Collected data entries:
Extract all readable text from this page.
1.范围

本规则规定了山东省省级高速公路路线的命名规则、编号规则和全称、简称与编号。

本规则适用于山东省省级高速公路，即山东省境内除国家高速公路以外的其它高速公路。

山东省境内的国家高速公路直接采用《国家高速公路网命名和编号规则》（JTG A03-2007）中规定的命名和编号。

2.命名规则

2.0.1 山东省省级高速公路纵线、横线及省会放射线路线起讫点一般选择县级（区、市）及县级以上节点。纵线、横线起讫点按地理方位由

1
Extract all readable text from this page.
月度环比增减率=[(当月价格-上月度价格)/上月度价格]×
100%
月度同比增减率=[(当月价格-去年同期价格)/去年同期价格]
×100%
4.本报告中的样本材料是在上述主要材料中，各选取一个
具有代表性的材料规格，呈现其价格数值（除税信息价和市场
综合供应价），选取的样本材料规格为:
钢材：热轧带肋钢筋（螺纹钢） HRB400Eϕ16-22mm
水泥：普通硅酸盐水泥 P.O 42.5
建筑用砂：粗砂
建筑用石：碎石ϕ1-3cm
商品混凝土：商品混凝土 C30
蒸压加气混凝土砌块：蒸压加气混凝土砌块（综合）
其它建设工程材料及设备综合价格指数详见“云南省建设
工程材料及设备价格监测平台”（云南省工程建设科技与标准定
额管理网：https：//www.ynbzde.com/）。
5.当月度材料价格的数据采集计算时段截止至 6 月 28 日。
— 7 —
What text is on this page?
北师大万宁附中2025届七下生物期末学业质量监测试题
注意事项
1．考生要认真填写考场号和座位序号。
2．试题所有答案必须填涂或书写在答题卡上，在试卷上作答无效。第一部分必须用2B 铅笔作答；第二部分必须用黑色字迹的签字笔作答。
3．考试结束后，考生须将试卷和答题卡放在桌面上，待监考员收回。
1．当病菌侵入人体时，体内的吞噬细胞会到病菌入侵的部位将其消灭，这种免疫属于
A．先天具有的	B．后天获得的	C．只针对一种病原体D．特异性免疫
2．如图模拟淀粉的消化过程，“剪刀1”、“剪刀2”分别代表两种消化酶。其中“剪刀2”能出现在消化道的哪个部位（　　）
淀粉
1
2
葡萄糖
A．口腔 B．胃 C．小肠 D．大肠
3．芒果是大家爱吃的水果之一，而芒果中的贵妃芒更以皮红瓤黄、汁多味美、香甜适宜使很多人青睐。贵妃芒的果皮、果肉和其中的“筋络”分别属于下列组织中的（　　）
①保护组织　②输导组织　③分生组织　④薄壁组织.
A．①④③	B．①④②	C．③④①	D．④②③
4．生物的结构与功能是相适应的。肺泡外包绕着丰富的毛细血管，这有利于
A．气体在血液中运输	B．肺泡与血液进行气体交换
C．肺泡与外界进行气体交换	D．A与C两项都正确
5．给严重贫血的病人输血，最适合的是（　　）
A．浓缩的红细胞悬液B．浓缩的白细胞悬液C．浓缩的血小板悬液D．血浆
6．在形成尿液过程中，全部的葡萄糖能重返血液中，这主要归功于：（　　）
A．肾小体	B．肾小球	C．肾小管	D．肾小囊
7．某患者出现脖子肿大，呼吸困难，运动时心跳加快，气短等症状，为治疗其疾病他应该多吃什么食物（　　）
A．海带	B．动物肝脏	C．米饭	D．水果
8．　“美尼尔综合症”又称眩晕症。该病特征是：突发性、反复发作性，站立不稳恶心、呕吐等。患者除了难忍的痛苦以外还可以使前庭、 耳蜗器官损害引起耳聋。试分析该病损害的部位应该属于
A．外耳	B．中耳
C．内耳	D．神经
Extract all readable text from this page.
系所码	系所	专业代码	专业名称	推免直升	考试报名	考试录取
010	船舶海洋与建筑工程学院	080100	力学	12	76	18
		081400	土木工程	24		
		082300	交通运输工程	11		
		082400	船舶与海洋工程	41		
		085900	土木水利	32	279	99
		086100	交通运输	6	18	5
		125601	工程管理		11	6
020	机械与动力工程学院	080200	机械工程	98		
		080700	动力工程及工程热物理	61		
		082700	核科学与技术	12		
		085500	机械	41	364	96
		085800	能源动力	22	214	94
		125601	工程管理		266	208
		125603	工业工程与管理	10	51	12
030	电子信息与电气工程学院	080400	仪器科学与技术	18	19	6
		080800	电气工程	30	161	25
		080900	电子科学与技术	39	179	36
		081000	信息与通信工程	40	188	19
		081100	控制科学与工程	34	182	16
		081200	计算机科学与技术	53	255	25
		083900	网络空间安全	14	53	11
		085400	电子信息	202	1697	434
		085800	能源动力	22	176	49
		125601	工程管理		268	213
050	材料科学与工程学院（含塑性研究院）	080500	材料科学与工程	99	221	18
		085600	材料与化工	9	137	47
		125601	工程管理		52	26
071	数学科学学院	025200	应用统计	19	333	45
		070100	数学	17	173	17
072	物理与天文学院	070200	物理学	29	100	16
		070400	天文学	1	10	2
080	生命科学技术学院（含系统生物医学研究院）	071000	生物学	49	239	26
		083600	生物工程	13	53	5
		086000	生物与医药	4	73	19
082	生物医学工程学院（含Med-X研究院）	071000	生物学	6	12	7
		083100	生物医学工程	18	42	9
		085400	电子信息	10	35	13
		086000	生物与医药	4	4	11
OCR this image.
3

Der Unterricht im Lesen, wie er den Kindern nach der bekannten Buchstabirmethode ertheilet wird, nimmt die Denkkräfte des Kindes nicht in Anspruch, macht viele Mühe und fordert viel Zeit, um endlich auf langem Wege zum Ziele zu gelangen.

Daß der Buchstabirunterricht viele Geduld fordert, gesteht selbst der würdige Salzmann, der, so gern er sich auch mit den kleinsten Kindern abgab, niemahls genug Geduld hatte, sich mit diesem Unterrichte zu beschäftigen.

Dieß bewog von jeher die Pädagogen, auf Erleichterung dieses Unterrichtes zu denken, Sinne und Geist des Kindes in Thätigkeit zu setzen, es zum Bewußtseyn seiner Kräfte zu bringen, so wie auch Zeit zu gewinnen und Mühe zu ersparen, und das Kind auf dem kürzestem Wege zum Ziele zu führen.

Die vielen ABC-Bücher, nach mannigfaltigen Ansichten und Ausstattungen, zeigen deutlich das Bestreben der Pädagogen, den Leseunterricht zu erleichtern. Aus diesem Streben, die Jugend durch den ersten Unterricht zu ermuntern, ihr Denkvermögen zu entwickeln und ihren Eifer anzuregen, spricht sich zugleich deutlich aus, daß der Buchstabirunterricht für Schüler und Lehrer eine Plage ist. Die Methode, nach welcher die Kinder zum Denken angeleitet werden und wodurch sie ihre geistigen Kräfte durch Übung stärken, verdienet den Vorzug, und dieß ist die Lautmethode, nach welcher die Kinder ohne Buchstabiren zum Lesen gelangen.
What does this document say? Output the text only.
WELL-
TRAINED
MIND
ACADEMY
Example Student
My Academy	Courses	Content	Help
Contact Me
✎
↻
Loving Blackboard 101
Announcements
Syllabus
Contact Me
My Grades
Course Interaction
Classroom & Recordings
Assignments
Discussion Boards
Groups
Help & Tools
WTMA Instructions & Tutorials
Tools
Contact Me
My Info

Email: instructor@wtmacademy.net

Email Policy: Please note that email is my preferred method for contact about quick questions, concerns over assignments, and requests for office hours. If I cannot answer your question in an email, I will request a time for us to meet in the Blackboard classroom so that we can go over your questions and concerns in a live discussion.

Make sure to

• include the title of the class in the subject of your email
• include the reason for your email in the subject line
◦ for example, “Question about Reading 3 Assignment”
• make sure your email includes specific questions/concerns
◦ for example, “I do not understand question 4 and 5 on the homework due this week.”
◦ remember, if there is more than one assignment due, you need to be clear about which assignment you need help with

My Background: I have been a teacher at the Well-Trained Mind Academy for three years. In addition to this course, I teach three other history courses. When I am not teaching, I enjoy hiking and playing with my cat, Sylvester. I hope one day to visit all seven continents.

Stated goal: Copy all lines from the material that contain "questions".

Answer to this problem:
Email Policy: Please note that email is my preferred method for contact about quick questions, concerns over assignments, and requests for office hours. If I cannot answer your question in an email, I will request a time for us to meet in the Blackboard classroom so that we can go over your questions and concerns in a live discussion.
• make sure your email includes specific questions/concerns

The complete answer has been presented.